## [Material for this exercise]
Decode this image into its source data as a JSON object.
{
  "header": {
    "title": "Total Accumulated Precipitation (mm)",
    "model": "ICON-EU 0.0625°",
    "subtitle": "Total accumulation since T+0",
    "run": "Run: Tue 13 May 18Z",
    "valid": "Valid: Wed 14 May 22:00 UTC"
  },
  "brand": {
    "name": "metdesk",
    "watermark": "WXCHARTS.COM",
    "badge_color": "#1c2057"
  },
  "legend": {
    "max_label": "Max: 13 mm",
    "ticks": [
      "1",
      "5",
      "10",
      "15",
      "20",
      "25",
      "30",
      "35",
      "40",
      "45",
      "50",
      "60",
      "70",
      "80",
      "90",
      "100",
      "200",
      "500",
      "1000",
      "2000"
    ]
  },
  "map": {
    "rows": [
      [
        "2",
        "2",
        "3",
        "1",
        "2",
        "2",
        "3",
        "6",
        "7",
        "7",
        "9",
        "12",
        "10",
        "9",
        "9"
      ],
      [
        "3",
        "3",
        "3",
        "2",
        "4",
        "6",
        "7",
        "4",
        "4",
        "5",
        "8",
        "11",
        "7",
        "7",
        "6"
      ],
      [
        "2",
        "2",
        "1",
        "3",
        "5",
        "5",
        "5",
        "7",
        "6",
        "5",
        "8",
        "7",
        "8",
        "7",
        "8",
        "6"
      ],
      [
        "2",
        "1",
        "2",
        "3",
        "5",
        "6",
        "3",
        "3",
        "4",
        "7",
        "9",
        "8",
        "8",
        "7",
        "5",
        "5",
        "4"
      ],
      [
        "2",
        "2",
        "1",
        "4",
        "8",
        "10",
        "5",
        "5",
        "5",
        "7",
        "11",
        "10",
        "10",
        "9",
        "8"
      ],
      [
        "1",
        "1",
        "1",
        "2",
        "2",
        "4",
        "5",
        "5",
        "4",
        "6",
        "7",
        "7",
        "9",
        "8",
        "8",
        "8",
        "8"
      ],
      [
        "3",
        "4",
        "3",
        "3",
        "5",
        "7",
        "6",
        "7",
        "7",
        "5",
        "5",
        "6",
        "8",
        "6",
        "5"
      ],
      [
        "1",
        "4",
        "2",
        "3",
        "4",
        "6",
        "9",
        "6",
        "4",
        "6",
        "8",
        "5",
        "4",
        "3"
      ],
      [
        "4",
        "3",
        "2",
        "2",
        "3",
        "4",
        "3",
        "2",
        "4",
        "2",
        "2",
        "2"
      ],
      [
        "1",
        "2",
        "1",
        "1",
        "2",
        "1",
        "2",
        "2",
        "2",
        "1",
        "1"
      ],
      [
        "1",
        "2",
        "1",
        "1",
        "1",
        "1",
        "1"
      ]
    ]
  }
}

## [Task instructions]
Count how many lines above contain the word "Total". Reply with the number alone.

## [Task solution]
2